Material provided.
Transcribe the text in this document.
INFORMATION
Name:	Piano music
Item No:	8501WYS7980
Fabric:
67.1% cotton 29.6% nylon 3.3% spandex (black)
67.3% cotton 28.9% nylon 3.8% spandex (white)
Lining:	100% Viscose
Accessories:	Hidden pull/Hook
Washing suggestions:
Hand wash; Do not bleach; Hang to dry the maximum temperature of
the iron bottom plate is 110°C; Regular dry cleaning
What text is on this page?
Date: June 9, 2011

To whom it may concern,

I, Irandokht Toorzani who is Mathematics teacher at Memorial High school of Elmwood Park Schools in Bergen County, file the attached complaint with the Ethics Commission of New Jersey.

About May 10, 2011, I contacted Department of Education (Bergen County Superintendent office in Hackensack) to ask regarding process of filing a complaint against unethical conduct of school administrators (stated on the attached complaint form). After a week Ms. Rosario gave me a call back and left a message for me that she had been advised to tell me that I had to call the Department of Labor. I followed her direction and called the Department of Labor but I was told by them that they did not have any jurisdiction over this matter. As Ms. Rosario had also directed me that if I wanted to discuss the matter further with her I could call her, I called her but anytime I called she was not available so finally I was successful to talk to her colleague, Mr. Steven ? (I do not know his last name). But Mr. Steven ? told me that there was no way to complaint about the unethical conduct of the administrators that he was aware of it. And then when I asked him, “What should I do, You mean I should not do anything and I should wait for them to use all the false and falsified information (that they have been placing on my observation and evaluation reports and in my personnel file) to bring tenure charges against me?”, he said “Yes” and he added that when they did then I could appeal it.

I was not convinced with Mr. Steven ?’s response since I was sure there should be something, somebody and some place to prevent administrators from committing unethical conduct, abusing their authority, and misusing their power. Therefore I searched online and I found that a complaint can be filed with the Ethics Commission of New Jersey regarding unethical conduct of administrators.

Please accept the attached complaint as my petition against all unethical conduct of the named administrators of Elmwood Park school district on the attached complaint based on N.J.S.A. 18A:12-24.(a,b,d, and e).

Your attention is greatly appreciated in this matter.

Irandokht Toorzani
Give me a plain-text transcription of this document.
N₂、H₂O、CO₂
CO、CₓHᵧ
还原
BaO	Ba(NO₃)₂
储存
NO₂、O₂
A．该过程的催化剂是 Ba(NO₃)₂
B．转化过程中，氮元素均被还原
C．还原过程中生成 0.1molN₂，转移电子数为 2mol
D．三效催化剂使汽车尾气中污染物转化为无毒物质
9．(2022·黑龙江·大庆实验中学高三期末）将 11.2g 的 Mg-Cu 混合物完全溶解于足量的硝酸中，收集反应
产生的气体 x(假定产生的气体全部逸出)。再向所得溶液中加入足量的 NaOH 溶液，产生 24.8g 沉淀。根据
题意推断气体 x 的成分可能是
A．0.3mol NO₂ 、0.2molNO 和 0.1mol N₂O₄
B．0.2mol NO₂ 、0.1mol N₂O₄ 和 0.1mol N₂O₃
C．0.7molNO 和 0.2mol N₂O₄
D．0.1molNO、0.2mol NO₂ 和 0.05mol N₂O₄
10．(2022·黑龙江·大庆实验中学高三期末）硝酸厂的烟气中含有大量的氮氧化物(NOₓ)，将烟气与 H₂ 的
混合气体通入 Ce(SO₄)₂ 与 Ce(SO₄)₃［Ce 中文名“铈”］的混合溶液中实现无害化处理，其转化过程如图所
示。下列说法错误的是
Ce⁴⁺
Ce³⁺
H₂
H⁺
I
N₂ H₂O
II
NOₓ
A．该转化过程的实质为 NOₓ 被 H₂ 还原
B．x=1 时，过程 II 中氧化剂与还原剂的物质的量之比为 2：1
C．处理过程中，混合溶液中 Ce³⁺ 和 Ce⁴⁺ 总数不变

Directions for this task.
Transcribe all of the lines in the records precisely.

Response to the task.
Transcribe the text in this document.
INFORMATION
Name:	Piano music
Item No:	8501WYS7980
Fabric:
67.1% cotton 29.6% nylon 3.3% spandex (black)
67.3% cotton 28.9% nylon 3.8% spandex (white)
Lining:	100% Viscose
Accessories:	Hidden pull/Hook
Washing suggestions:
Hand wash; Do not bleach; Hang to dry the maximum temperature of
the iron bottom plate is 110°C; Regular dry cleaning
What text is on this page?
Date: June 9, 2011

To whom it may concern,

I, Irandokht Toorzani who is Mathematics teacher at Memorial High school of Elmwood Park Schools in Bergen County, file the attached complaint with the Ethics Commission of New Jersey.

About May 10, 2011, I contacted Department of Education (Bergen County Superintendent office in Hackensack) to ask regarding process of filing a complaint against unethical conduct of school administrators (stated on the attached complaint form). After a week Ms. Rosario gave me a call back and left a message for me that she had been advised to tell me that I had to call the Department of Labor. I followed her direction and called the Department of Labor but I was told by them that they did not have any jurisdiction over this matter. As Ms. Rosario had also directed me that if I wanted to discuss the matter further with her I could call her, I called her but anytime I called she was not available so finally I was successful to talk to her colleague, Mr. Steven ? (I do not know his last name). But Mr. Steven ? told me that there was no way to complaint about the unethical conduct of the administrators that he was aware of it. And then when I asked him, “What should I do, You mean I should not do anything and I should wait for them to use all the false and falsified information (that they have been placing on my observation and evaluation reports and in my personnel file) to bring tenure charges against me?”, he said “Yes” and he added that when they did then I could appeal it.

I was not convinced with Mr. Steven ?’s response since I was sure there should be something, somebody and some place to prevent administrators from committing unethical conduct, abusing their authority, and misusing their power. Therefore I searched online and I found that a complaint can be filed with the Ethics Commission of New Jersey regarding unethical conduct of administrators.

Please accept the attached complaint as my petition against all unethical conduct of the named administrators of Elmwood Park school district on the attached complaint based on N.J.S.A. 18A:12-24.(a,b,d, and e).

Your attention is greatly appreciated in this matter.

Irandokht Toorzani
Give me a plain-text transcription of this document.
N₂、H₂O、CO₂
CO、CₓHᵧ
还原
BaO	Ba(NO₃)₂
储存
NO₂、O₂
A．该过程的催化剂是 Ba(NO₃)₂
B．转化过程中，氮元素均被还原
C．还原过程中生成 0.1molN₂，转移电子数为 2mol
D．三效催化剂使汽车尾气中污染物转化为无毒物质
9．(2022·黑龙江·大庆实验中学高三期末）将 11.2g 的 Mg-Cu 混合物完全溶解于足量的硝酸中，收集反应
产生的气体 x(假定产生的气体全部逸出)。再向所得溶液中加入足量的 NaOH 溶液，产生 24.8g 沉淀。根据
题意推断气体 x 的成分可能是
A．0.3mol NO₂ 、0.2molNO 和 0.1mol N₂O₄
B．0.2mol NO₂ 、0.1mol N₂O₄ 和 0.1mol N₂O₃
C．0.7molNO 和 0.2mol N₂O₄
D．0.1molNO、0.2mol NO₂ 和 0.05mol N₂O₄
10．(2022·黑龙江·大庆实验中学高三期末）硝酸厂的烟气中含有大量的氮氧化物(NOₓ)，将烟气与 H₂ 的
混合气体通入 Ce(SO₄)₂ 与 Ce(SO₄)₃［Ce 中文名“铈”］的混合溶液中实现无害化处理，其转化过程如图所
示。下列说法错误的是
Ce⁴⁺
Ce³⁺
H₂
H⁺
I
N₂ H₂O
II
NOₓ
A．该转化过程的实质为 NOₓ 被 H₂ 还原
B．x=1 时，过程 II 中氧化剂与还原剂的物质的量之比为 2：1
C．处理过程中，混合溶液中 Ce³⁺ 和 Ce⁴⁺ 总数不变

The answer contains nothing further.